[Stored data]
————

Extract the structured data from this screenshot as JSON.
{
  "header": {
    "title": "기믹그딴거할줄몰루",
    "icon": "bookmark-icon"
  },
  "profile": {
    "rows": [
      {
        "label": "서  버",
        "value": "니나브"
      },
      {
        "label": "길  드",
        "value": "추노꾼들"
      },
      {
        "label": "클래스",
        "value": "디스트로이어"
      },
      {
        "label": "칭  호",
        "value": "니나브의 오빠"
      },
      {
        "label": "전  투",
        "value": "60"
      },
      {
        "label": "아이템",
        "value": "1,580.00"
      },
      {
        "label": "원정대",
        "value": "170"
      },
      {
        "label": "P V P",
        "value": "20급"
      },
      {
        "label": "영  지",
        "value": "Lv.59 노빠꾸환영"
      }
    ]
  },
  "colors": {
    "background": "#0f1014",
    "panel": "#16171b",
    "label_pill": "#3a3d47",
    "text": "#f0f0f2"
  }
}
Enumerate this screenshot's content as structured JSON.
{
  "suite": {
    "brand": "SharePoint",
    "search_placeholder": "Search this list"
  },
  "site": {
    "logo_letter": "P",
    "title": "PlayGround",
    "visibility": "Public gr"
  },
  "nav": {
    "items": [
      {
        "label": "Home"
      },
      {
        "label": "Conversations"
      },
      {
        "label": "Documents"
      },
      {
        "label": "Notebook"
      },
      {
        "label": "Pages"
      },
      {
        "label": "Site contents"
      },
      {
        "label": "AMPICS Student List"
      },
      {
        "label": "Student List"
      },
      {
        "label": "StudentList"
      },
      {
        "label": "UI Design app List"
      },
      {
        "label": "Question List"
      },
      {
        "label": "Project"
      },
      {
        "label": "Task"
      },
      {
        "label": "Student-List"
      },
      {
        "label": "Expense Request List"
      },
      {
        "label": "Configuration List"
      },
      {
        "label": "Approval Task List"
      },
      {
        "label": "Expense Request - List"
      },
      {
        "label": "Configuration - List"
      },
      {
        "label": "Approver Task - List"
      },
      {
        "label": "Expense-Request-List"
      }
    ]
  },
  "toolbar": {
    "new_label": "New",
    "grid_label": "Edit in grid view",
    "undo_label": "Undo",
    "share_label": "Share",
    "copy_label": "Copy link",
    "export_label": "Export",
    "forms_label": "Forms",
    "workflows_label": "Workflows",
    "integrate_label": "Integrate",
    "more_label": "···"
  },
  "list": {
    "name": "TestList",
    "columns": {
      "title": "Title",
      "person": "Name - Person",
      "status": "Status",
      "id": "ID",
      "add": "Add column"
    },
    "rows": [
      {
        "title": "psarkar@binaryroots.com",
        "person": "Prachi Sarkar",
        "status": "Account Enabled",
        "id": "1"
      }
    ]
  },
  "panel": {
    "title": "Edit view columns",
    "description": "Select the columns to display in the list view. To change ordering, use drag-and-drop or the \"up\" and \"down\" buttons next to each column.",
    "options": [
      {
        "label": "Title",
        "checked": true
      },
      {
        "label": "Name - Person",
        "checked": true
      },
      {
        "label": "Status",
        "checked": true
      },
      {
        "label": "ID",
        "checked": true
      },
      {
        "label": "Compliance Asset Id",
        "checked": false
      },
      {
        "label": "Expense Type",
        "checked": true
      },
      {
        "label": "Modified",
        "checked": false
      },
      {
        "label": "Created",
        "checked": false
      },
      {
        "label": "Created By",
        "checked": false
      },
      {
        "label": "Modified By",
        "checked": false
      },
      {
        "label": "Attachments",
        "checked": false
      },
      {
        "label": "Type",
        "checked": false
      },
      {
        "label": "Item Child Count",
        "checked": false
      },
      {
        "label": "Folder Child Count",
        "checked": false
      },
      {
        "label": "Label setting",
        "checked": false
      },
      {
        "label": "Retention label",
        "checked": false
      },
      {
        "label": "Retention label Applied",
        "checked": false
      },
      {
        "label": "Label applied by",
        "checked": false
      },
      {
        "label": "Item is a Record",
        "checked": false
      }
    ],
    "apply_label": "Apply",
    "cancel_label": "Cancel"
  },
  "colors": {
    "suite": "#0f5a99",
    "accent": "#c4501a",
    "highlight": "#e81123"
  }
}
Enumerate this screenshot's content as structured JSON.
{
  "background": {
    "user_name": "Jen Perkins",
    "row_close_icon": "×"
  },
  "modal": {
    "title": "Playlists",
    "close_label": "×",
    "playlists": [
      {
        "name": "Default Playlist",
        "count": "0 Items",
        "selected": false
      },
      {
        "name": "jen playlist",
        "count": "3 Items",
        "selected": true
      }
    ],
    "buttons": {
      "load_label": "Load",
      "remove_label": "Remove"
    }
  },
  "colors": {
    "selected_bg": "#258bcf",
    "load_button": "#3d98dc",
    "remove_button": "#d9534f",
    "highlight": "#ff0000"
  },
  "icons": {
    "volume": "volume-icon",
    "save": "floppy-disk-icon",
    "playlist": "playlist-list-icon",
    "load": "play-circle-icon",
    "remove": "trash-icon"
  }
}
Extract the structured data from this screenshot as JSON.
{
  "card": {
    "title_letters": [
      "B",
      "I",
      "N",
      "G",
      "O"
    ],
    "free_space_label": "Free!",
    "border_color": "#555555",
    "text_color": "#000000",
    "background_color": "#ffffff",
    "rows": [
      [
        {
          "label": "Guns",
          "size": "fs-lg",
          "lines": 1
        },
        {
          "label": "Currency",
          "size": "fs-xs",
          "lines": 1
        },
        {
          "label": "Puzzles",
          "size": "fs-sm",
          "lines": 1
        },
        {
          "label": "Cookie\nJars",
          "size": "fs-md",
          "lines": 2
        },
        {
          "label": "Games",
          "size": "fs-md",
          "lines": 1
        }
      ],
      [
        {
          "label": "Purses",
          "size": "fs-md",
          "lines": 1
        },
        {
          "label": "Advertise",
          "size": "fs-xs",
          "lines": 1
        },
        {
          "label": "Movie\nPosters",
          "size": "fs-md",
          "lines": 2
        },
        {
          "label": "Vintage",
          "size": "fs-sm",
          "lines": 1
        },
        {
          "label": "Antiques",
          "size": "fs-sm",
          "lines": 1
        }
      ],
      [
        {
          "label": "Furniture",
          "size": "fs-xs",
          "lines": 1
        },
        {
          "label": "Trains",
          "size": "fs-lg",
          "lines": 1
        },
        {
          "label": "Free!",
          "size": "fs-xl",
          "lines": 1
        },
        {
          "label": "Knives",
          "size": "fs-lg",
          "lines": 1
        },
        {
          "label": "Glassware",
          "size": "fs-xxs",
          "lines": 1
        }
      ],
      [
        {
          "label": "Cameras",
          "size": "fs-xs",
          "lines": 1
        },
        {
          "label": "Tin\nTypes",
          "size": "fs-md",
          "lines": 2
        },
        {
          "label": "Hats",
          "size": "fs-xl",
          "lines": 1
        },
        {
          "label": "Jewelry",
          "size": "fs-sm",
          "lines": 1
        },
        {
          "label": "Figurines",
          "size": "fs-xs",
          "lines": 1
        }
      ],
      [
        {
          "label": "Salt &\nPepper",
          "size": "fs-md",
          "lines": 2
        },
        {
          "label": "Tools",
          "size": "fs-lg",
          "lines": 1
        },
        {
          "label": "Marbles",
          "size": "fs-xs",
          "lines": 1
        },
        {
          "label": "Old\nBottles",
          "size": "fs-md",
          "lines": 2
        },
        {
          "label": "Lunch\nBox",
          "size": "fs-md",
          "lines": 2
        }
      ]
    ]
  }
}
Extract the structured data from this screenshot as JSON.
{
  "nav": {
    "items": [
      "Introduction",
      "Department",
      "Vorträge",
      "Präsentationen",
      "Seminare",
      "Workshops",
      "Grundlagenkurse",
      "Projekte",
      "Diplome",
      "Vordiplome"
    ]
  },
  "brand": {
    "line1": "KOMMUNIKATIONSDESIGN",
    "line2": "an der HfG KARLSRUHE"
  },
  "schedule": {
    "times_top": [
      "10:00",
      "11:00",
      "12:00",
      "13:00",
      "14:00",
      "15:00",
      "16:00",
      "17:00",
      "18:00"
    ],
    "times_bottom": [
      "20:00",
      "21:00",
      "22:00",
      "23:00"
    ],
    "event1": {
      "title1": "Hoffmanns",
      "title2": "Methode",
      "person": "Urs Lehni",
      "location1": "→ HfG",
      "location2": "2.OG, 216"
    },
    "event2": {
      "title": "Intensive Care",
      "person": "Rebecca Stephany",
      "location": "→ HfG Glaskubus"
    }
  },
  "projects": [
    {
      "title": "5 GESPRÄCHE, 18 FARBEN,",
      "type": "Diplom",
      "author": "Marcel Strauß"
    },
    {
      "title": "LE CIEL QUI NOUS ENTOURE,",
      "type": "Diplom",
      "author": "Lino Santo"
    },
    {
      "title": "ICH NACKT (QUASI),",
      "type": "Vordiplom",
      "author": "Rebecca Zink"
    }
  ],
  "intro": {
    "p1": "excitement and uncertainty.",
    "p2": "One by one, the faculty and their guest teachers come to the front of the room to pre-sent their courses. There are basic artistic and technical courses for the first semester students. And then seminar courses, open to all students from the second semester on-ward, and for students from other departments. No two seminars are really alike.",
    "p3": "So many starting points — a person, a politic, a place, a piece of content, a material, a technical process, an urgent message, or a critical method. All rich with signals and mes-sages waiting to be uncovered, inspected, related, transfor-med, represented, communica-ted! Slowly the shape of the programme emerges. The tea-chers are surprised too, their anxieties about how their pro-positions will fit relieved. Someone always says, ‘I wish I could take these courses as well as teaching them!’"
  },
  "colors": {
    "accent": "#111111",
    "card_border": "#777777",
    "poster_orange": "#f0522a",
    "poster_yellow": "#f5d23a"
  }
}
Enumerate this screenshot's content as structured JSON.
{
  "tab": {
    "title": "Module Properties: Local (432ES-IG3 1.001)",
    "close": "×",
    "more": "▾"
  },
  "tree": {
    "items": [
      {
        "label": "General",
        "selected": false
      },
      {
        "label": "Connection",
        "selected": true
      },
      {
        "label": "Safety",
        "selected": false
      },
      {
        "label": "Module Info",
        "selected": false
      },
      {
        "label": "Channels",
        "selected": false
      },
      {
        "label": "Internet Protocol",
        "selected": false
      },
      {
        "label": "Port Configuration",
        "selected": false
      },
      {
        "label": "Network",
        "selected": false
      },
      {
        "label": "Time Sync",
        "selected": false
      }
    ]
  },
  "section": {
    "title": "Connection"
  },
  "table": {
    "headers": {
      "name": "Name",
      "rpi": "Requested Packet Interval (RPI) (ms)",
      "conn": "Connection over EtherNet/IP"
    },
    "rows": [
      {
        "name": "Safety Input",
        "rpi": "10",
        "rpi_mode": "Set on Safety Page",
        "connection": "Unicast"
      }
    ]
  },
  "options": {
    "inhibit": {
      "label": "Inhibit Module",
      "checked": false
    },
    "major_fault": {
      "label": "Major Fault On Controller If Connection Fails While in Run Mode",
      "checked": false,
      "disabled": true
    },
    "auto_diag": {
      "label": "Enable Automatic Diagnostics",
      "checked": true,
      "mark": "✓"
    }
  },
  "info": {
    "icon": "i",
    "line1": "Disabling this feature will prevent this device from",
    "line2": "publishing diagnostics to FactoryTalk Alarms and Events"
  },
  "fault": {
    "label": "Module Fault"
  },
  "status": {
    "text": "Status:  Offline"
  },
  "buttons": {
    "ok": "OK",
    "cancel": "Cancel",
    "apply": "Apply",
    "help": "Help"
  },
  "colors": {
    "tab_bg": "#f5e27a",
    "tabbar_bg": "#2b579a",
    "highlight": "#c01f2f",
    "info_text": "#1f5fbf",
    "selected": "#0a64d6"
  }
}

————

**STATED PROBLEM:** Where a line in the entries holds "Task", copy that line.

**WRITTEN RESPONSE:**
        "label": "Task"
        "label": "Approval Task List"
        "label": "Approver Task - List"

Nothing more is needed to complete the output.